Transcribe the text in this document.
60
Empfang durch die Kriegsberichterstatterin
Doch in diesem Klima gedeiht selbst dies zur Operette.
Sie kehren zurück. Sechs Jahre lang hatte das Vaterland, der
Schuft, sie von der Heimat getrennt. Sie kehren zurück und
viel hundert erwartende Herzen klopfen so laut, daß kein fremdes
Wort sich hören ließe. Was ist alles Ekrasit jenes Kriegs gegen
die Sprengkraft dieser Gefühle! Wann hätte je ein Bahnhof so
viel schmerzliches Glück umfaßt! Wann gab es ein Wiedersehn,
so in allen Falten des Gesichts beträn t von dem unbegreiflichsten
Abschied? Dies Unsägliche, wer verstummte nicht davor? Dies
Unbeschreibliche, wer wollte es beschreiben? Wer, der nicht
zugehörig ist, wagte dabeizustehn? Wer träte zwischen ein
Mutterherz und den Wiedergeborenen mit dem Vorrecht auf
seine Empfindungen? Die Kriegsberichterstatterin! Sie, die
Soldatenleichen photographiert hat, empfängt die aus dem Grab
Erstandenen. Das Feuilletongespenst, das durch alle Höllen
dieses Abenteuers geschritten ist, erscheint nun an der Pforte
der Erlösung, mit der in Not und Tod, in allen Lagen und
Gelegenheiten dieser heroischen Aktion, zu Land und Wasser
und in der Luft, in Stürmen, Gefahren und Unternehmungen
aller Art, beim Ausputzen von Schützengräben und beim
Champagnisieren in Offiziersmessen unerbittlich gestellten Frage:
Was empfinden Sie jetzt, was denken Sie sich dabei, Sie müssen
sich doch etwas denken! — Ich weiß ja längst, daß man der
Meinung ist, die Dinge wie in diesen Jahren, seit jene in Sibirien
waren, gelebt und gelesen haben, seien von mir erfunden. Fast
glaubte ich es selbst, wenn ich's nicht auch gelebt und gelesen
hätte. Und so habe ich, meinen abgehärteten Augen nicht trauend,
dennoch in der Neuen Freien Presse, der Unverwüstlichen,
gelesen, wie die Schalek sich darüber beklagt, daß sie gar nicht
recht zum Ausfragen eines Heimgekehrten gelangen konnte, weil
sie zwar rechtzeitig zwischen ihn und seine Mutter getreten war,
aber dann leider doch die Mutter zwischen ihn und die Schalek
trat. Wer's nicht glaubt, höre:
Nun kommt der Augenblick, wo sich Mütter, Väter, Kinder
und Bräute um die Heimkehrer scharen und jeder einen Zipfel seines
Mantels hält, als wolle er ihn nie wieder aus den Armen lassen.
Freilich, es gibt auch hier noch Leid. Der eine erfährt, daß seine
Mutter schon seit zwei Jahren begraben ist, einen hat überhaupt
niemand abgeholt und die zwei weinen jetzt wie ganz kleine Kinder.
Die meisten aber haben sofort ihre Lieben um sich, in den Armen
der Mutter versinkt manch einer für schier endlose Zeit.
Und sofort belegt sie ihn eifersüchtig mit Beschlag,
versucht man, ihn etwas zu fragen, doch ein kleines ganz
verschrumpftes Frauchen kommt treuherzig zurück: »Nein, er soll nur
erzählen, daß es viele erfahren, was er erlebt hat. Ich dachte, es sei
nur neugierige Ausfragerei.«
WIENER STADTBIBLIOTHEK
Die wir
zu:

-*-*-

- **Problem details**:
Your task is to return the full listing exactly as it was given.

- **Solution for this exercise**:
Transcribe the text in this document.
60
Empfang durch die Kriegsberichterstatterin
Doch in diesem Klima gedeiht selbst dies zur Operette.
Sie kehren zurück. Sechs Jahre lang hatte das Vaterland, der
Schuft, sie von der Heimat getrennt. Sie kehren zurück und
viel hundert erwartende Herzen klopfen so laut, daß kein fremdes
Wort sich hören ließe. Was ist alles Ekrasit jenes Kriegs gegen
die Sprengkraft dieser Gefühle! Wann hätte je ein Bahnhof so
viel schmerzliches Glück umfaßt! Wann gab es ein Wiedersehn,
so in allen Falten des Gesichts beträn t von dem unbegreiflichsten
Abschied? Dies Unsägliche, wer verstummte nicht davor? Dies
Unbeschreibliche, wer wollte es beschreiben? Wer, der nicht
zugehörig ist, wagte dabeizustehn? Wer träte zwischen ein
Mutterherz und den Wiedergeborenen mit dem Vorrecht auf
seine Empfindungen? Die Kriegsberichterstatterin! Sie, die
Soldatenleichen photographiert hat, empfängt die aus dem Grab
Erstandenen. Das Feuilletongespenst, das durch alle Höllen
dieses Abenteuers geschritten ist, erscheint nun an der Pforte
der Erlösung, mit der in Not und Tod, in allen Lagen und
Gelegenheiten dieser heroischen Aktion, zu Land und Wasser
und in der Luft, in Stürmen, Gefahren und Unternehmungen
aller Art, beim Ausputzen von Schützengräben und beim
Champagnisieren in Offiziersmessen unerbittlich gestellten Frage:
Was empfinden Sie jetzt, was denken Sie sich dabei, Sie müssen
sich doch etwas denken! — Ich weiß ja längst, daß man der
Meinung ist, die Dinge wie in diesen Jahren, seit jene in Sibirien
waren, gelebt und gelesen haben, seien von mir erfunden. Fast
glaubte ich es selbst, wenn ich's nicht auch gelebt und gelesen
hätte. Und so habe ich, meinen abgehärteten Augen nicht trauend,
dennoch in der Neuen Freien Presse, der Unverwüstlichen,
gelesen, wie die Schalek sich darüber beklagt, daß sie gar nicht
recht zum Ausfragen eines Heimgekehrten gelangen konnte, weil
sie zwar rechtzeitig zwischen ihn und seine Mutter getreten war,
aber dann leider doch die Mutter zwischen ihn und die Schalek
trat. Wer's nicht glaubt, höre:
Nun kommt der Augenblick, wo sich Mütter, Väter, Kinder
und Bräute um die Heimkehrer scharen und jeder einen Zipfel seines
Mantels hält, als wolle er ihn nie wieder aus den Armen lassen.
Freilich, es gibt auch hier noch Leid. Der eine erfährt, daß seine
Mutter schon seit zwei Jahren begraben ist, einen hat überhaupt
niemand abgeholt und die zwei weinen jetzt wie ganz kleine Kinder.
Die meisten aber haben sofort ihre Lieben um sich, in den Armen
der Mutter versinkt manch einer für schier endlose Zeit.
Und sofort belegt sie ihn eifersüchtig mit Beschlag,
versucht man, ihn etwas zu fragen, doch ein kleines ganz
verschrumpftes Frauchen kommt treuherzig zurück: »Nein, er soll nur
erzählen, daß es viele erfahren, was er erlebt hat. Ich dachte, es sei
nur neugierige Ausfragerei.«
WIENER STADTBIBLIOTHEK
Die wir
zu:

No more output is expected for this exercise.